PASSAGE GIVEN →

--- START ---

Hello Shel we have decided we can not afford a contributory visa, we do not want to spend the proceeds from our house sale and arrive on my son with only my husbands pensions. Can you tell me what advantages an 804 visa has over a 103 visa I know that both have long waiting lists, is one quicker than the other? the 804 is dearer than the 103 so why is that. I know the 804 has a bond that has to be paid and the 103 does not, so is the 804 quicker?
Do we need a minimum amount of money when we eventually do immigrate. Our intention is to apply for one of these visas and to holiday 3 months every year until the visa application is approved/or not. My daughter is arriving in Australia on a PR in january, she will not be our sponsor my son who is a Au citezen will be. Is january the time for us to apply.
many thanks Audrey


----------



## Guest (Aug 17, 2011)

They both have an Assurance of Support that needs to paid! There is no difference other than one is for aged parents. The processing time is the same. You will be queued along with all the other applicants and will get your visa when you get to the top! 


You can not apply until your daughter is *living* in Australia. I wouldnt apply the day she moves, wait until she either gets a job or rents a house etc ie more than a few days to show she is not just visiting!

--- END ---

CHALLENGE → In the forum thread on parent visas, what does the reply say about the processing time of the two visas?

SUPPLIED INFORMATION →

--- START ---

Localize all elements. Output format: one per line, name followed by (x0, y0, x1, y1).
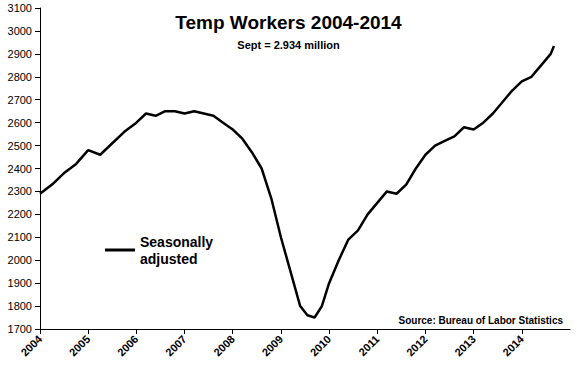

--- END ---

ANSWER BELOW → The processing time is the same for both visas.